* **WRITTEN INSTRUCTION**: All the records that follow need to be reproduced exactly. Omit the images.

________________

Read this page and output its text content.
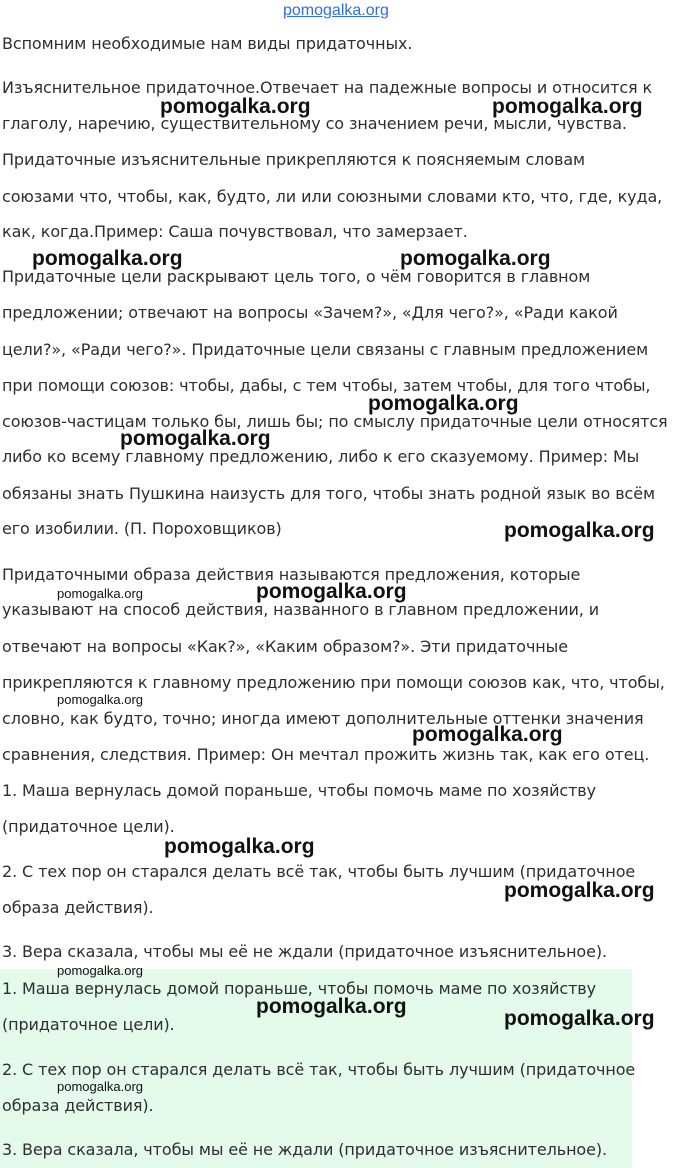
pomogalka.org

Вспомним необходимые нам виды придаточных.

Изъяснительное придаточное.Отвечает на падежные вопросы и относится к

глаголу, наречию, существительному со значением речи, мысли, чувства.

Придаточные изъяснительные прикрепляются к поясняемым словам

союзами что, чтобы, как, будто, ли или союзными словами кто, что, где, куда,

как, когда.Пример: Саша почувствовал, что замерзает.

Придаточные цели раскрывают цель того, о чём говорится в главном

предложении; отвечают на вопросы «Зачем?», «Для чего?», «Ради какой

цели?», «Ради чего?». Придаточные цели связаны с главным предложением

при помощи союзов: чтобы, дабы, с тем чтобы, затем чтобы, для того чтобы,

союзов-частицам только бы, лишь бы; по смыслу придаточные цели относятся

либо ко всему главному предложению, либо к его сказуемому. Пример: Мы

обязаны знать Пушкина наизусть для того, чтобы знать родной язык во всём

его изобилии. (П. Пороховщиков)

Придаточными образа действия называются предложения, которые

указывают на способ действия, названного в главном предложении, и

отвечают на вопросы «Как?», «Каким образом?». Эти придаточные

прикрепляются к главному предложению при помощи союзов как, что, чтобы,

словно, как будто, точно; иногда имеют дополнительные оттенки значения

сравнения, следствия. Пример: Он мечтал прожить жизнь так, как его отец.

1. Маша вернулась домой пораньше, чтобы помочь маме по хозяйству

(придаточное цели).

2. С тех пор он старался делать всё так, чтобы быть лучшим (придаточное

образа действия).

3. Вера сказала, чтобы мы её не ждали (придаточное изъяснительное).

1. Маша вернулась домой пораньше, чтобы помочь маме по хозяйству

(придаточное цели).

2. С тех пор он старался делать всё так, чтобы быть лучшим (придаточное

образа действия).

3. Вера сказала, чтобы мы её не ждали (придаточное изъяснительное).

pomogalka.org	pomogalka.org
pomogalka.org	pomogalka.org
pomogalka.org
pomogalka.org
pomogalka.org
pomogalka.org	pomogalka.org
pomogalka.org
pomogalka.org
pomogalka.org
pomogalka.org
pomogalka.org
pomogalka.org
pomogalka.org
pomogalka.org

________________

* **FINISHED EXERCISE**:
Read this page and output its text content.
pomogalka.org

Вспомним необходимые нам виды придаточных.

Изъяснительное придаточное.Отвечает на падежные вопросы и относится к

глаголу, наречию, существительному со значением речи, мысли, чувства.

Придаточные изъяснительные прикрепляются к поясняемым словам

союзами что, чтобы, как, будто, ли или союзными словами кто, что, где, куда,

как, когда.Пример: Саша почувствовал, что замерзает.

Придаточные цели раскрывают цель того, о чём говорится в главном

предложении; отвечают на вопросы «Зачем?», «Для чего?», «Ради какой

цели?», «Ради чего?». Придаточные цели связаны с главным предложением

при помощи союзов: чтобы, дабы, с тем чтобы, затем чтобы, для того чтобы,

союзов-частицам только бы, лишь бы; по смыслу придаточные цели относятся

либо ко всему главному предложению, либо к его сказуемому. Пример: Мы

обязаны знать Пушкина наизусть для того, чтобы знать родной язык во всём

его изобилии. (П. Пороховщиков)

Придаточными образа действия называются предложения, которые

указывают на способ действия, названного в главном предложении, и

отвечают на вопросы «Как?», «Каким образом?». Эти придаточные

прикрепляются к главному предложению при помощи союзов как, что, чтобы,

словно, как будто, точно; иногда имеют дополнительные оттенки значения

сравнения, следствия. Пример: Он мечтал прожить жизнь так, как его отец.

1. Маша вернулась домой пораньше, чтобы помочь маме по хозяйству

(придаточное цели).

2. С тех пор он старался делать всё так, чтобы быть лучшим (придаточное

образа действия).

3. Вера сказала, чтобы мы её не ждали (придаточное изъяснительное).

1. Маша вернулась домой пораньше, чтобы помочь маме по хозяйству

(придаточное цели).

2. С тех пор он старался делать всё так, чтобы быть лучшим (придаточное

образа действия).

3. Вера сказала, чтобы мы её не ждали (придаточное изъяснительное).

pomogalka.org	pomogalka.org
pomogalka.org	pomogalka.org
pomogalka.org
pomogalka.org
pomogalka.org
pomogalka.org	pomogalka.org
pomogalka.org
pomogalka.org
pomogalka.org
pomogalka.org
pomogalka.org
pomogalka.org
pomogalka.org
pomogalka.org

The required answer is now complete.